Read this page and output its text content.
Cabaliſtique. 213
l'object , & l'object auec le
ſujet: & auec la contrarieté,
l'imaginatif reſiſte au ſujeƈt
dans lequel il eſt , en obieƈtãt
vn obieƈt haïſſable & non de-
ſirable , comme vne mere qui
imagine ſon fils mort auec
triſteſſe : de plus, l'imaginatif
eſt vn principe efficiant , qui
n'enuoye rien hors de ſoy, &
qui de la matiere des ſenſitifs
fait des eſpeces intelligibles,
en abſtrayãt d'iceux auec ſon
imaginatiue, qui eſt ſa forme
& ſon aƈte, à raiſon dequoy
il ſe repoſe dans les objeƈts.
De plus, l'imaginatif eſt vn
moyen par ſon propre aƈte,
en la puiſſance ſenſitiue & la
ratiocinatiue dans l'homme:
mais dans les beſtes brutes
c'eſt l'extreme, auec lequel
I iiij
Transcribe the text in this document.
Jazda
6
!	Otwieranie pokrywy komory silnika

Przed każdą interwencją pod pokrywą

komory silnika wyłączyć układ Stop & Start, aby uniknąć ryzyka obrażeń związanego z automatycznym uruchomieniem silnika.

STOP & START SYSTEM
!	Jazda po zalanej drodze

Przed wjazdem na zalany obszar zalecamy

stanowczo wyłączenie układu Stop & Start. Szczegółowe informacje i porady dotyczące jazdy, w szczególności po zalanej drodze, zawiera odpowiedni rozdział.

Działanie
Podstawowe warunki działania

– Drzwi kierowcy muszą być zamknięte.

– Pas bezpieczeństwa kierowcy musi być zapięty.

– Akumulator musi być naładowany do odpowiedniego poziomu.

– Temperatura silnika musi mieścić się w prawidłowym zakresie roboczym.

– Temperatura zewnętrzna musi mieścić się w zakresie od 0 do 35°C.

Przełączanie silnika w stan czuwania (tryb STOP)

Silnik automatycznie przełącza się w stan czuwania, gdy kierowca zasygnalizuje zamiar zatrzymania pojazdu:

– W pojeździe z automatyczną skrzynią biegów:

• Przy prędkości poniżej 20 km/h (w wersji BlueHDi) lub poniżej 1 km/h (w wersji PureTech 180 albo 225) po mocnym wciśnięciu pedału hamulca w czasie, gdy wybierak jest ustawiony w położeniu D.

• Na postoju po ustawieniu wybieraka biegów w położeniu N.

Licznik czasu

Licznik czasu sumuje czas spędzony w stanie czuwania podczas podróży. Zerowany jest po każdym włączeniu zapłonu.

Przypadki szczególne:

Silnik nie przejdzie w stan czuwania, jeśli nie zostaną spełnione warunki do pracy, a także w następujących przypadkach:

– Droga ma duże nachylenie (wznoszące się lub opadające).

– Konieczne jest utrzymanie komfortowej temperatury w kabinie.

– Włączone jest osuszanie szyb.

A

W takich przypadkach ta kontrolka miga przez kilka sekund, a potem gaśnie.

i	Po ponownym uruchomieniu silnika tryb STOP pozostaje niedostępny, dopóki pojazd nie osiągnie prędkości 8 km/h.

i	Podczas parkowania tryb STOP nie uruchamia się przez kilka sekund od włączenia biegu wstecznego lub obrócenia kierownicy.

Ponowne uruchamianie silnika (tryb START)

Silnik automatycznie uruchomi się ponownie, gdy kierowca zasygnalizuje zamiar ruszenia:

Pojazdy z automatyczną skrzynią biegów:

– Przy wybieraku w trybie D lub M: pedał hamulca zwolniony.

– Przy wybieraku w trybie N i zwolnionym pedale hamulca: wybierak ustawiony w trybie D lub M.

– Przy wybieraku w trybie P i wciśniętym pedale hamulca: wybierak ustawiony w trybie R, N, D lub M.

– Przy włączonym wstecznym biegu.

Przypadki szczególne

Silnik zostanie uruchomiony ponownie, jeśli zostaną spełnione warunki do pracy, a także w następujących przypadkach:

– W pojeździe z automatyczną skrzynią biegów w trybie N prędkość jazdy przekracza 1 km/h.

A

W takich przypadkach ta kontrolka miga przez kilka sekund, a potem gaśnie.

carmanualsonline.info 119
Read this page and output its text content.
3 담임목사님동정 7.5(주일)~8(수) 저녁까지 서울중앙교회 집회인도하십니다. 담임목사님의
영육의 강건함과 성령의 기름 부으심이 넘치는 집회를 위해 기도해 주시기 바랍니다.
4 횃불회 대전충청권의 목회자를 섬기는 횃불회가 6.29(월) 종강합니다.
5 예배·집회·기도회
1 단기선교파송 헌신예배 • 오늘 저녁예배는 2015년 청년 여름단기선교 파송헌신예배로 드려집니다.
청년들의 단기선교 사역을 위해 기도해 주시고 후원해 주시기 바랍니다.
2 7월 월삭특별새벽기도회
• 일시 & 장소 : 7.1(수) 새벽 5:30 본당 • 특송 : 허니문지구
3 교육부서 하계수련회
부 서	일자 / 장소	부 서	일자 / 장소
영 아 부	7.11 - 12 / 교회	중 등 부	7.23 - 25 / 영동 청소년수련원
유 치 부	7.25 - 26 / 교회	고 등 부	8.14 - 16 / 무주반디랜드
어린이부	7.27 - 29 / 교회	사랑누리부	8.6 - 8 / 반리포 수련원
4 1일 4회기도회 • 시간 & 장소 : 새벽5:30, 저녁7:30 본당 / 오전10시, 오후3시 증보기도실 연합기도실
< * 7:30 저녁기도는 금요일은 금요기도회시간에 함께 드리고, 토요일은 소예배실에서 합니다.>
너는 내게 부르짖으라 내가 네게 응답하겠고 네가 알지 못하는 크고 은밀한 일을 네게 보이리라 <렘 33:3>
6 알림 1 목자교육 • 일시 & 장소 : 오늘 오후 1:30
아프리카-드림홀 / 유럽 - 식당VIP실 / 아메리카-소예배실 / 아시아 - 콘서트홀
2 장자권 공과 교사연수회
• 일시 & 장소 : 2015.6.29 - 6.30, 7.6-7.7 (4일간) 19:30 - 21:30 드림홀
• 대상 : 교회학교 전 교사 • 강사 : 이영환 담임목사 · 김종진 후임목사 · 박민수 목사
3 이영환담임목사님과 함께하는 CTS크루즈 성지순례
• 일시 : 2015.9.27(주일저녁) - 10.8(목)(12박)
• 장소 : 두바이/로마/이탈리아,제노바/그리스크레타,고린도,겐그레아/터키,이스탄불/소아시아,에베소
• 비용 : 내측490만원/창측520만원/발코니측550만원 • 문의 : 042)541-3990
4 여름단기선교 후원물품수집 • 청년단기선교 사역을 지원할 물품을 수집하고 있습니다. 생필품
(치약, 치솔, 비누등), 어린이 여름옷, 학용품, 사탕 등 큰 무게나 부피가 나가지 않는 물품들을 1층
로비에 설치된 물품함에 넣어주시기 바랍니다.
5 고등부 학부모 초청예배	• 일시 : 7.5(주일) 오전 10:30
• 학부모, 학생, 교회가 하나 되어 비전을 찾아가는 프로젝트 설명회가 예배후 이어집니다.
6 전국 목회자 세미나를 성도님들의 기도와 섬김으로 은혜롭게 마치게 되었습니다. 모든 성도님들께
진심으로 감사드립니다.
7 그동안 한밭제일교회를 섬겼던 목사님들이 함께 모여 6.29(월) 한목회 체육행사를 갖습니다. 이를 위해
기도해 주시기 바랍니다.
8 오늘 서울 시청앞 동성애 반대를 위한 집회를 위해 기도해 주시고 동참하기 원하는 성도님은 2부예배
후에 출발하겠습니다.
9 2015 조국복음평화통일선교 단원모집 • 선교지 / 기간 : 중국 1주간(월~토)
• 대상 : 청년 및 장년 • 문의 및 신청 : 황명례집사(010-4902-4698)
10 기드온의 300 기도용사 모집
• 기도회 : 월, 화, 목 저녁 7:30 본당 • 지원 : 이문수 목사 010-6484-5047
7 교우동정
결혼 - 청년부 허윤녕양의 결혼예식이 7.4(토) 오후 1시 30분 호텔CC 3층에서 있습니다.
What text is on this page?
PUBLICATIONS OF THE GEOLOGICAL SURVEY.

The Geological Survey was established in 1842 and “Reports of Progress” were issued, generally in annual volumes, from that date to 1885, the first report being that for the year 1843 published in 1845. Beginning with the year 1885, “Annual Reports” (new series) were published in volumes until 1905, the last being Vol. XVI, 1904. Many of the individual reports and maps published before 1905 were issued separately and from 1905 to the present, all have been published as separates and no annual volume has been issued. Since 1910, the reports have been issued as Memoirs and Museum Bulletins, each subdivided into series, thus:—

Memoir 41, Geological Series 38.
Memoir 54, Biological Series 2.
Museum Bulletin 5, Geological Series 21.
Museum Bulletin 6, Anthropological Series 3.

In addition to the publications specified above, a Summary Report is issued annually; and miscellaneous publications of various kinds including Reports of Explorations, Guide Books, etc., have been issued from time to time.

WHAT NEEDS TO BE DONE: Give the number of lines where the string "zostaną" occurs, without any further text.

SOLVED EXERCISE: 2